Start Records for the task
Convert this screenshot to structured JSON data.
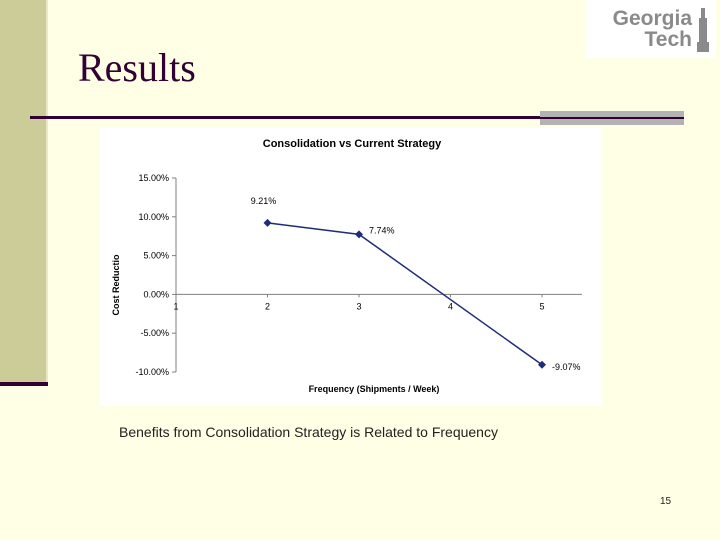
{
  "slide": {
    "title": "Results",
    "caption": "Benefits from Consolidation Strategy is Related to Frequency",
    "page_number": "15",
    "logo_text": "Georgia\nTech",
    "logo_name": "Georgia Tech logo"
  },
  "colors": {
    "background": "#ffffe5",
    "sidebar": "#cccc99",
    "accent": "#330033",
    "series": "#1f2c7a"
  },
  "chart_data": {
    "type": "line",
    "title": "Consolidation vs Current Strategy",
    "xlabel": "Frequency (Shipments / Week)",
    "ylabel": "Cost Reductio",
    "categories": [
      "1",
      "2",
      "3",
      "4",
      "5"
    ],
    "y_ticks": [
      "15.00%",
      "10.00%",
      "5.00%",
      "0.00%",
      "-5.00%",
      "-10.00%"
    ],
    "y_tick_values": [
      15,
      10,
      5,
      0,
      -5,
      -10
    ],
    "ylim": [
      -10,
      15
    ],
    "grid": false,
    "legend": "none",
    "series": [
      {
        "x": [
          2,
          3,
          5
        ],
        "values": [
          9.21,
          7.74,
          -9.07
        ],
        "labels": [
          "9.21%",
          "7.74%",
          "-9.07%"
        ]
      }
    ]
  }
}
End Records for the task
## Exercise requirements:
Work through the records line by line and tally those holding "Frequency". Reply with the number alone.

## Result for this exercise:
2